*Required work:*
Every line in the listing is to be echoed verbatim.

Stored items:
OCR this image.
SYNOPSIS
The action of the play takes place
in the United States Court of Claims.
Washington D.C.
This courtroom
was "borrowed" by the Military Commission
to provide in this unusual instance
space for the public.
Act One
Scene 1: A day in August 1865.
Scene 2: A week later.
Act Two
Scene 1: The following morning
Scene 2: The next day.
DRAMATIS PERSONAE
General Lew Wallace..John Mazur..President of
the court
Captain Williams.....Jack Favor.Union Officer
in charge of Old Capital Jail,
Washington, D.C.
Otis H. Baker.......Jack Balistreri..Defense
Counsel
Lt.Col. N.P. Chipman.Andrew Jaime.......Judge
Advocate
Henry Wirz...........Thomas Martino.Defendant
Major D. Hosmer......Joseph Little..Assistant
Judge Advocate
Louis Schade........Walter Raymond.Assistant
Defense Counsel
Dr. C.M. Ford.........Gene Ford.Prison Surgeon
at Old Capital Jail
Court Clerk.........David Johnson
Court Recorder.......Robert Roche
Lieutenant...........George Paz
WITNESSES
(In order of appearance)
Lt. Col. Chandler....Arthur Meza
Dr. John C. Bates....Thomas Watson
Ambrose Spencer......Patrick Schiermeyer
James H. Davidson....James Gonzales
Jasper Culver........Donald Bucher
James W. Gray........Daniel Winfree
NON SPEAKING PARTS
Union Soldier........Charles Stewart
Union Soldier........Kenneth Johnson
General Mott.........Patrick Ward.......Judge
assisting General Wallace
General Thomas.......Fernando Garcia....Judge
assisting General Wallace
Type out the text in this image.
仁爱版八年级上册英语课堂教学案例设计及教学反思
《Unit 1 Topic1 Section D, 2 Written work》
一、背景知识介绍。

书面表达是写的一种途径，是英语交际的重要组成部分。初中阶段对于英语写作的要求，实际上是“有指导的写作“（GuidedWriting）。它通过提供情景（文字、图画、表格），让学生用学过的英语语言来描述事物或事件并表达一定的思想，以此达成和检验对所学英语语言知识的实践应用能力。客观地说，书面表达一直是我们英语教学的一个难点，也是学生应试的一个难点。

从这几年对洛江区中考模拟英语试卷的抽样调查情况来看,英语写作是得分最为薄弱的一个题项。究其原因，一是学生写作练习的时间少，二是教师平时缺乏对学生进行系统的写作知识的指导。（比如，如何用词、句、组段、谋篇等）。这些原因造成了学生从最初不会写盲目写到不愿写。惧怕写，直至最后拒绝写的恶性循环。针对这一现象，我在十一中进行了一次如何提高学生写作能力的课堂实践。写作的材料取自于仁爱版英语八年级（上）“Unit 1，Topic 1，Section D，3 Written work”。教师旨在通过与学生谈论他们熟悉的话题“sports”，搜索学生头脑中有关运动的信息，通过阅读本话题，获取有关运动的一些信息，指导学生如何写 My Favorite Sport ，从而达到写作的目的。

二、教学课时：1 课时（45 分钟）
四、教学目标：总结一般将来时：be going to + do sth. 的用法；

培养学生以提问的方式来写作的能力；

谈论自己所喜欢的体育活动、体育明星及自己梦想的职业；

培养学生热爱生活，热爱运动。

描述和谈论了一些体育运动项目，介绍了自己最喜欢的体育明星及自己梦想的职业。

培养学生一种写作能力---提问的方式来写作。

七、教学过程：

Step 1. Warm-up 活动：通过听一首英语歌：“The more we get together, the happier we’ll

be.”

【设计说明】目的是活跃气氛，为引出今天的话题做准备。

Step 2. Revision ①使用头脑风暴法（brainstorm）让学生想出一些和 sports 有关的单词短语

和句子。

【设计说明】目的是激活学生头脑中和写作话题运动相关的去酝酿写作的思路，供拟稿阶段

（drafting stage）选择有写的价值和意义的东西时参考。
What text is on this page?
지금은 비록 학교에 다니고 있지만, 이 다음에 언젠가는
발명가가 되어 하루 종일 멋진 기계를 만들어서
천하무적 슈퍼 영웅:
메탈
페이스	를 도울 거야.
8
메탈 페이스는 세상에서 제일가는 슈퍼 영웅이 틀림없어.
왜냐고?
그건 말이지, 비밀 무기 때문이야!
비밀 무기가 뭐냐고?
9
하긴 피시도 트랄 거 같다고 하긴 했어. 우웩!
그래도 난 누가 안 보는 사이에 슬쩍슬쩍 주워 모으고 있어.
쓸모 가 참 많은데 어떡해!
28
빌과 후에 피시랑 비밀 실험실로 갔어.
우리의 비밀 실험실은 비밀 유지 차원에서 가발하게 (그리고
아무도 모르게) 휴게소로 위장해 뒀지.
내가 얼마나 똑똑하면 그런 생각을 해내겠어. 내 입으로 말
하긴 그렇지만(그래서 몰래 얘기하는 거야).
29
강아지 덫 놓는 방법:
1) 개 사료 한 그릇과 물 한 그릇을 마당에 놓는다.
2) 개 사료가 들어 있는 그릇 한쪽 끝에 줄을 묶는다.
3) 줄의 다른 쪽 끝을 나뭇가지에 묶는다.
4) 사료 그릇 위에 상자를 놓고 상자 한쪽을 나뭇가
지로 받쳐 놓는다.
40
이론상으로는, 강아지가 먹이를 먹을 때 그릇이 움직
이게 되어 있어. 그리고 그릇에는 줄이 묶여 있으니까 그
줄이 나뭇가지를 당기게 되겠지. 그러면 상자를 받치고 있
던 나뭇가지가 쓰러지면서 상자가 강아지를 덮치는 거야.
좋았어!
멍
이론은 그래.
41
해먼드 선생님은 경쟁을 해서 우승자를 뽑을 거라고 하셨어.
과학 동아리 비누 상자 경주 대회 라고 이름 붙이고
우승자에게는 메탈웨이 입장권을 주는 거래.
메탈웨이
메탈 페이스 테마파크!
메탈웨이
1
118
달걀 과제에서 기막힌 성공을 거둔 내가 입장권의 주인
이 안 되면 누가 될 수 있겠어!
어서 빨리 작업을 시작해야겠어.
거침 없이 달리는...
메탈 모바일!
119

*Task result:*
OCR this image.
SYNOPSIS
The action of the play takes place
in the United States Court of Claims.
Washington D.C.
This courtroom
was "borrowed" by the Military Commission
to provide in this unusual instance
space for the public.
Act One
Scene 1: A day in August 1865.
Scene 2: A week later.
Act Two
Scene 1: The following morning
Scene 2: The next day.
DRAMATIS PERSONAE
General Lew Wallace..John Mazur..President of
the court
Captain Williams.....Jack Favor.Union Officer
in charge of Old Capital Jail,
Washington, D.C.
Otis H. Baker.......Jack Balistreri..Defense
Counsel
Lt.Col. N.P. Chipman.Andrew Jaime.......Judge
Advocate
Henry Wirz...........Thomas Martino.Defendant
Major D. Hosmer......Joseph Little..Assistant
Judge Advocate
Louis Schade........Walter Raymond.Assistant
Defense Counsel
Dr. C.M. Ford.........Gene Ford.Prison Surgeon
at Old Capital Jail
Court Clerk.........David Johnson
Court Recorder.......Robert Roche
Lieutenant...........George Paz
WITNESSES
(In order of appearance)
Lt. Col. Chandler....Arthur Meza
Dr. John C. Bates....Thomas Watson
Ambrose Spencer......Patrick Schiermeyer
James H. Davidson....James Gonzales
Jasper Culver........Donald Bucher
James W. Gray........Daniel Winfree
NON SPEAKING PARTS
Union Soldier........Charles Stewart
Union Soldier........Kenneth Johnson
General Mott.........Patrick Ward.......Judge
assisting General Wallace
General Thomas.......Fernando Garcia....Judge
assisting General Wallace
Type out the text in this image.
仁爱版八年级上册英语课堂教学案例设计及教学反思
《Unit 1 Topic1 Section D, 2 Written work》
一、背景知识介绍。

书面表达是写的一种途径，是英语交际的重要组成部分。初中阶段对于英语写作的要求，实际上是“有指导的写作“（GuidedWriting）。它通过提供情景（文字、图画、表格），让学生用学过的英语语言来描述事物或事件并表达一定的思想，以此达成和检验对所学英语语言知识的实践应用能力。客观地说，书面表达一直是我们英语教学的一个难点，也是学生应试的一个难点。

从这几年对洛江区中考模拟英语试卷的抽样调查情况来看,英语写作是得分最为薄弱的一个题项。究其原因，一是学生写作练习的时间少，二是教师平时缺乏对学生进行系统的写作知识的指导。（比如，如何用词、句、组段、谋篇等）。这些原因造成了学生从最初不会写盲目写到不愿写。惧怕写，直至最后拒绝写的恶性循环。针对这一现象，我在十一中进行了一次如何提高学生写作能力的课堂实践。写作的材料取自于仁爱版英语八年级（上）“Unit 1，Topic 1，Section D，3 Written work”。教师旨在通过与学生谈论他们熟悉的话题“sports”，搜索学生头脑中有关运动的信息，通过阅读本话题，获取有关运动的一些信息，指导学生如何写 My Favorite Sport ，从而达到写作的目的。

二、教学课时：1 课时（45 分钟）
四、教学目标：总结一般将来时：be going to + do sth. 的用法；

培养学生以提问的方式来写作的能力；

谈论自己所喜欢的体育活动、体育明星及自己梦想的职业；

培养学生热爱生活，热爱运动。

描述和谈论了一些体育运动项目，介绍了自己最喜欢的体育明星及自己梦想的职业。

培养学生一种写作能力---提问的方式来写作。

七、教学过程：

Step 1. Warm-up 活动：通过听一首英语歌：“The more we get together, the happier we’ll

be.”

【设计说明】目的是活跃气氛，为引出今天的话题做准备。

Step 2. Revision ①使用头脑风暴法（brainstorm）让学生想出一些和 sports 有关的单词短语

和句子。

【设计说明】目的是激活学生头脑中和写作话题运动相关的去酝酿写作的思路，供拟稿阶段

（drafting stage）选择有写的价值和意义的东西时参考。
What text is on this page?
지금은 비록 학교에 다니고 있지만, 이 다음에 언젠가는
발명가가 되어 하루 종일 멋진 기계를 만들어서
천하무적 슈퍼 영웅:
메탈
페이스	를 도울 거야.
8
메탈 페이스는 세상에서 제일가는 슈퍼 영웅이 틀림없어.
왜냐고?
그건 말이지, 비밀 무기 때문이야!
비밀 무기가 뭐냐고?
9
하긴 피시도 트랄 거 같다고 하긴 했어. 우웩!
그래도 난 누가 안 보는 사이에 슬쩍슬쩍 주워 모으고 있어.
쓸모 가 참 많은데 어떡해!
28
빌과 후에 피시랑 비밀 실험실로 갔어.
우리의 비밀 실험실은 비밀 유지 차원에서 가발하게 (그리고
아무도 모르게) 휴게소로 위장해 뒀지.
내가 얼마나 똑똑하면 그런 생각을 해내겠어. 내 입으로 말
하긴 그렇지만(그래서 몰래 얘기하는 거야).
29
강아지 덫 놓는 방법:
1) 개 사료 한 그릇과 물 한 그릇을 마당에 놓는다.
2) 개 사료가 들어 있는 그릇 한쪽 끝에 줄을 묶는다.
3) 줄의 다른 쪽 끝을 나뭇가지에 묶는다.
4) 사료 그릇 위에 상자를 놓고 상자 한쪽을 나뭇가
지로 받쳐 놓는다.
40
이론상으로는, 강아지가 먹이를 먹을 때 그릇이 움직
이게 되어 있어. 그리고 그릇에는 줄이 묶여 있으니까 그
줄이 나뭇가지를 당기게 되겠지. 그러면 상자를 받치고 있
던 나뭇가지가 쓰러지면서 상자가 강아지를 덮치는 거야.
좋았어!
멍
이론은 그래.
41
해먼드 선생님은 경쟁을 해서 우승자를 뽑을 거라고 하셨어.
과학 동아리 비누 상자 경주 대회 라고 이름 붙이고
우승자에게는 메탈웨이 입장권을 주는 거래.
메탈웨이
메탈 페이스 테마파크!
메탈웨이
1
118
달걀 과제에서 기막힌 성공을 거둔 내가 입장권의 주인
이 안 되면 누가 될 수 있겠어!
어서 빨리 작업을 시작해야겠어.
거침 없이 달리는...
메탈 모바일!
119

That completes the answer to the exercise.